## Short task:
Identify every line in the records below that contains the word "horas", and reproduce each one.

## Available records:
__________________________________________________
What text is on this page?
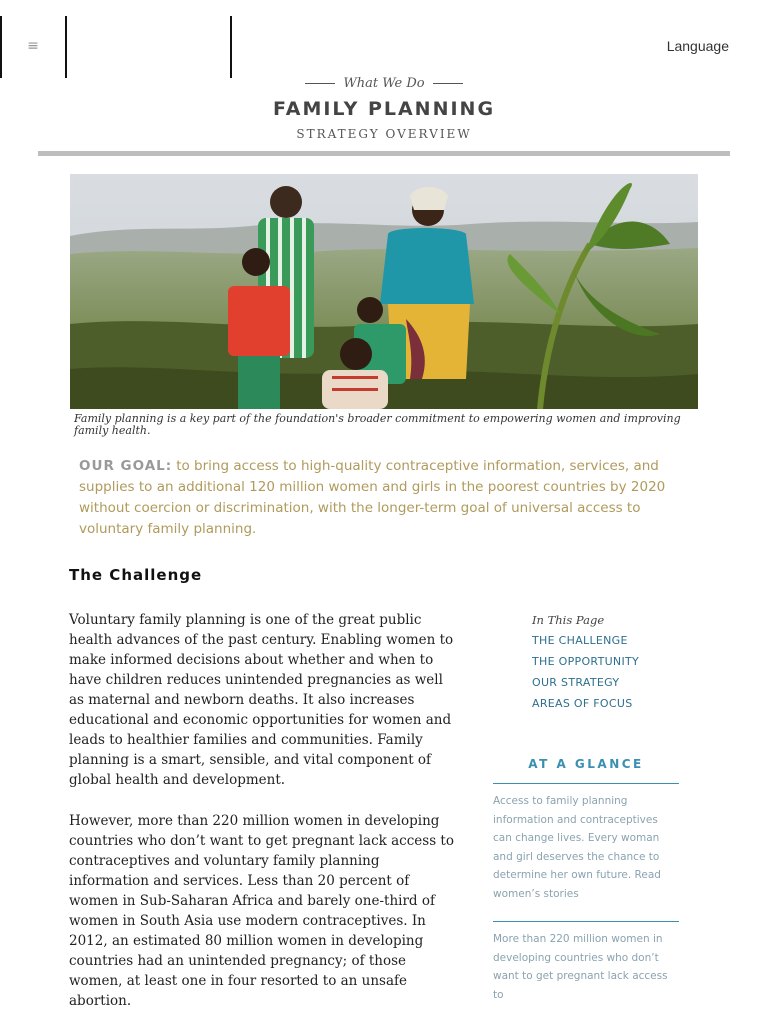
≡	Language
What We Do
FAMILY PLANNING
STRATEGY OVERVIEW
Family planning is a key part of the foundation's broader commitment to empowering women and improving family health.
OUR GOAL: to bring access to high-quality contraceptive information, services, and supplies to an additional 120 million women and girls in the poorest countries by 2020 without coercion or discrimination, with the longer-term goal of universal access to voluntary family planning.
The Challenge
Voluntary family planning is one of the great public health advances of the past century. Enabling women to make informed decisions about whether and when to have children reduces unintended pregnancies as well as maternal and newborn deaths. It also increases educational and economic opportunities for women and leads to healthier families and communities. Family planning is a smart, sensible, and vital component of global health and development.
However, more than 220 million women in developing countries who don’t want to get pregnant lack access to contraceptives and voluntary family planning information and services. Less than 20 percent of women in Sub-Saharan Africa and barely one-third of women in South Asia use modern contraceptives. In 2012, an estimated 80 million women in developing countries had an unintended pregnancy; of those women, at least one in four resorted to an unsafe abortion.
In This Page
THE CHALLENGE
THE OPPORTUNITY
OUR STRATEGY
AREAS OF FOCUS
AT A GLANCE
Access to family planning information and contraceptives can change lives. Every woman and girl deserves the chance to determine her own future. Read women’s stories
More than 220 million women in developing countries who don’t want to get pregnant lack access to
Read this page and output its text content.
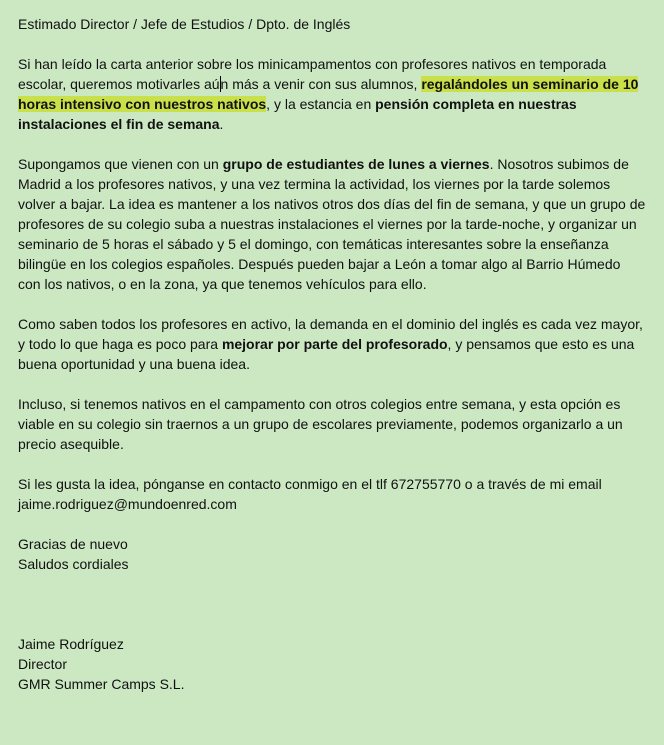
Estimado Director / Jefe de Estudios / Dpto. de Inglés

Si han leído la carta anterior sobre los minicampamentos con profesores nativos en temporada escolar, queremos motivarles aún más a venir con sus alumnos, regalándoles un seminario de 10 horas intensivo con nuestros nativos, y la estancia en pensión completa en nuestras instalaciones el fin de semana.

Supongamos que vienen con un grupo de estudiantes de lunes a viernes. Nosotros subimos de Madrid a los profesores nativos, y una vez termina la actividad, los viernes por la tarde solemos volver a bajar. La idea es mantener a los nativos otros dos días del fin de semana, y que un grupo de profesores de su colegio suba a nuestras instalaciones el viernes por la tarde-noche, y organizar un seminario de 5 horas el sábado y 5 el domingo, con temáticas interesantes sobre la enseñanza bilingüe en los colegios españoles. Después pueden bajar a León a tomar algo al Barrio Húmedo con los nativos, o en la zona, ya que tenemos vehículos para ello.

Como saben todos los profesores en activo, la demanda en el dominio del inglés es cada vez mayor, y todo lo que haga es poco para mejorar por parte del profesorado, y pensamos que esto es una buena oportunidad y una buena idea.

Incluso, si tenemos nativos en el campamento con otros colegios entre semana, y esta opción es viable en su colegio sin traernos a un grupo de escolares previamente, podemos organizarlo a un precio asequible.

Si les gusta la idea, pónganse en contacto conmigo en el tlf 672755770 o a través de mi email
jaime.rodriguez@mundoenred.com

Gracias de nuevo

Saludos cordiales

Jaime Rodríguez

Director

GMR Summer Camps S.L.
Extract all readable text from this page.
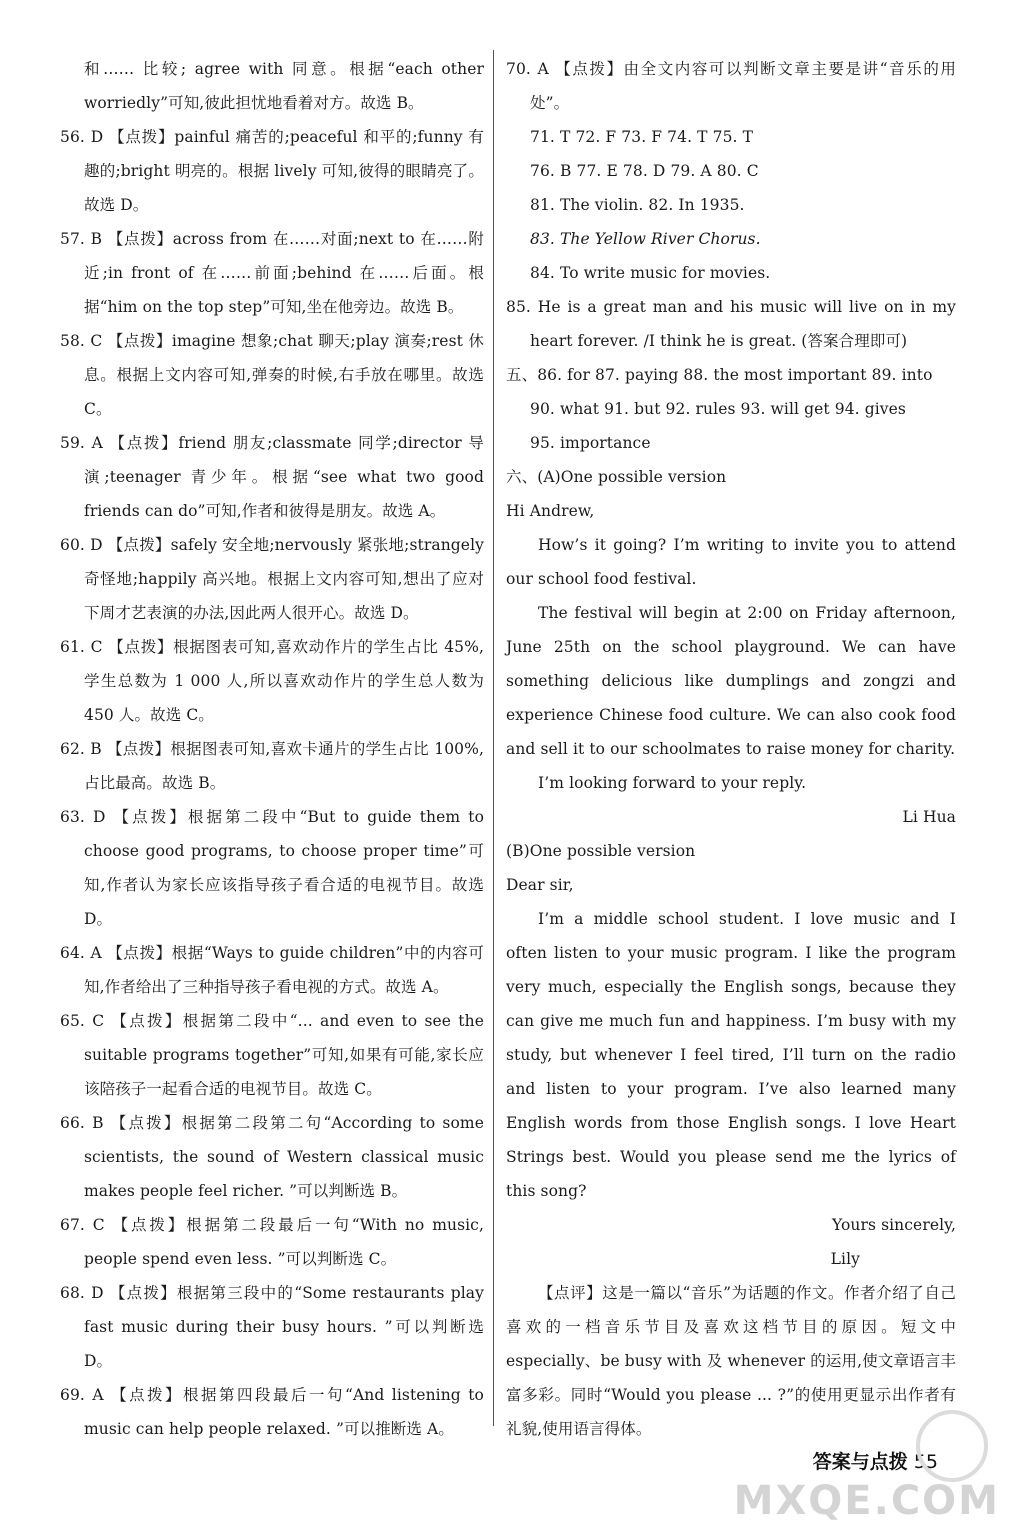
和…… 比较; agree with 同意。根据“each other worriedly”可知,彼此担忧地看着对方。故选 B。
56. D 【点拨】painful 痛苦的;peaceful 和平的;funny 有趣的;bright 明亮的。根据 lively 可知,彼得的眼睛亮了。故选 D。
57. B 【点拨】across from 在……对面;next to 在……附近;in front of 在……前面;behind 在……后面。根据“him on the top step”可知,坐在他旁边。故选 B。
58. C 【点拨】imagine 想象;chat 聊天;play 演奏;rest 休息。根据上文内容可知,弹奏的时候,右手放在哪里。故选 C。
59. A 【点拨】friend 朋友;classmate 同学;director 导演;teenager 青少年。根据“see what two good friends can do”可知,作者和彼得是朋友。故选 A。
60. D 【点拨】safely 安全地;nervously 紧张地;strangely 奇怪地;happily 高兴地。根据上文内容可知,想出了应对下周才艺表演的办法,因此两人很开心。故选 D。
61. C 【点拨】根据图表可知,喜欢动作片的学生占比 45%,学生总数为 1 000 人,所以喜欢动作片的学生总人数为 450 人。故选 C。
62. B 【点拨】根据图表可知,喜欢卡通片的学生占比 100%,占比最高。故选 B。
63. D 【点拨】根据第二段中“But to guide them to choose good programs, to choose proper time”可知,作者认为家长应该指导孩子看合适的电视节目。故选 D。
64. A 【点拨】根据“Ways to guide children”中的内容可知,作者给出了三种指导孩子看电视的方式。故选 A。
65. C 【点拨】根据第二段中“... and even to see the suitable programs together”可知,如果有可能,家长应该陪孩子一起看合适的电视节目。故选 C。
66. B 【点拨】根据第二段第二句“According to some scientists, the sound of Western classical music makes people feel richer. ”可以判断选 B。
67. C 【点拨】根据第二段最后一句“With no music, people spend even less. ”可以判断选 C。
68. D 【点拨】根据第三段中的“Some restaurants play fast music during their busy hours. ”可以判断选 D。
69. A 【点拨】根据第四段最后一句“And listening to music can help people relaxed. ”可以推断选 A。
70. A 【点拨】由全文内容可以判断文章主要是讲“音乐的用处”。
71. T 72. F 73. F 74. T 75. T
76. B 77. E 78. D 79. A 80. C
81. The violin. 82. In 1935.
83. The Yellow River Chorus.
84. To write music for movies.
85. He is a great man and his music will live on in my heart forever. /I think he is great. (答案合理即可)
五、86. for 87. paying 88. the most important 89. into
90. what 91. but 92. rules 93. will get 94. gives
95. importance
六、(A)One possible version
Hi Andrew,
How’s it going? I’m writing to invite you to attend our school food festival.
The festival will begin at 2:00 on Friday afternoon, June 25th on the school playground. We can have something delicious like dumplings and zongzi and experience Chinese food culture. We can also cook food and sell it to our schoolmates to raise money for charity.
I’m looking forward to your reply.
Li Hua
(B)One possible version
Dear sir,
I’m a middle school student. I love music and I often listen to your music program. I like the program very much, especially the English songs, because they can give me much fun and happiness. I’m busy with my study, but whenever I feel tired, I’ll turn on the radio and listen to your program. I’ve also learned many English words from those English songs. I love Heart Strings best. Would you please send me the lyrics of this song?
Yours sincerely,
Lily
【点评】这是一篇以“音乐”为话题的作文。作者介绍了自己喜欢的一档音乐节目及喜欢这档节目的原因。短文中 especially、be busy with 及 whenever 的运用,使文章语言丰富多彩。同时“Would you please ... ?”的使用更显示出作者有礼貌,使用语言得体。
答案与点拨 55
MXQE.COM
__________________________________________________
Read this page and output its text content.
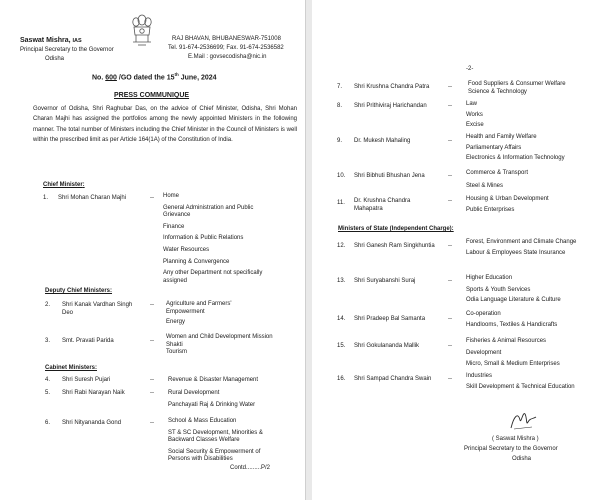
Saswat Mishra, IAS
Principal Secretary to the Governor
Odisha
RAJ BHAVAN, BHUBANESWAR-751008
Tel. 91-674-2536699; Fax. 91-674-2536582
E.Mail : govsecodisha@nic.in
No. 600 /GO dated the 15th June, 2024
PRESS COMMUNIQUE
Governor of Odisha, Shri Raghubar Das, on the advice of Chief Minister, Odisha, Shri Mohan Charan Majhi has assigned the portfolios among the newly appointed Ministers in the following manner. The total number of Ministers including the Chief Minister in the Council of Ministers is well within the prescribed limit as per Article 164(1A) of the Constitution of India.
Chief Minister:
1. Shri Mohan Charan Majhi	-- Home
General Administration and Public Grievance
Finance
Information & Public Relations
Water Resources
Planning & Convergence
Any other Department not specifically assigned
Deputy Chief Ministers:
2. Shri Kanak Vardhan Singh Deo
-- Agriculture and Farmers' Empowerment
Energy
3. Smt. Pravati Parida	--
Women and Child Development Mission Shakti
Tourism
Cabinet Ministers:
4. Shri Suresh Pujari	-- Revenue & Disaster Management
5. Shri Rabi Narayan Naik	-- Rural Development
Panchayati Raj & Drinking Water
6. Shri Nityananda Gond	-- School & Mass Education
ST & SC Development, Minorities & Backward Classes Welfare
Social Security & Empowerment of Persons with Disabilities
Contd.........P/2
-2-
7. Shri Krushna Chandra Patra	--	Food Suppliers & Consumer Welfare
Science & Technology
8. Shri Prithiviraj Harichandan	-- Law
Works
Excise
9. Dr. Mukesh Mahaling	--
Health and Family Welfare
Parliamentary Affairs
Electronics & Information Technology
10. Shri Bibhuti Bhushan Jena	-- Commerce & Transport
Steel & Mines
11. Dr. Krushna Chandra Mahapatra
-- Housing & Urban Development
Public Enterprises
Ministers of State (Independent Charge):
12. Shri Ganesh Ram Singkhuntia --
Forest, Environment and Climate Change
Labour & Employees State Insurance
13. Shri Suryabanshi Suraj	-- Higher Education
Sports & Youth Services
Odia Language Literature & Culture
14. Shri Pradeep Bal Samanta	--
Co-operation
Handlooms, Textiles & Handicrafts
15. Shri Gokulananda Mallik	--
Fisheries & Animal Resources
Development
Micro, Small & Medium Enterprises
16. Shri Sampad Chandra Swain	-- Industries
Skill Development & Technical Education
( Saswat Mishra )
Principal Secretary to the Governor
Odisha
__________________________________________________
## Result of this task:
Si han leído la carta anterior sobre los minicampamentos con profesores nativos en temporada escolar, queremos motivarles aún más a venir con sus alumnos, regalándoles un seminario de 10 horas intensivo con nuestros nativos, y la estancia en pensión completa en nuestras instalaciones el fin de semana.
Supongamos que vienen con un grupo de estudiantes de lunes a viernes. Nosotros subimos de Madrid a los profesores nativos, y una vez termina la actividad, los viernes por la tarde solemos volver a bajar. La idea es mantener a los nativos otros dos días del fin de semana, y que un grupo de profesores de su colegio suba a nuestras instalaciones el viernes por la tarde-noche, y organizar un seminario de 5 horas el sábado y 5 el domingo, con temáticas interesantes sobre la enseñanza bilingüe en los colegios españoles. Después pueden bajar a León a tomar algo al Barrio Húmedo con los nativos, o en la zona, ya que tenemos vehículos para ello.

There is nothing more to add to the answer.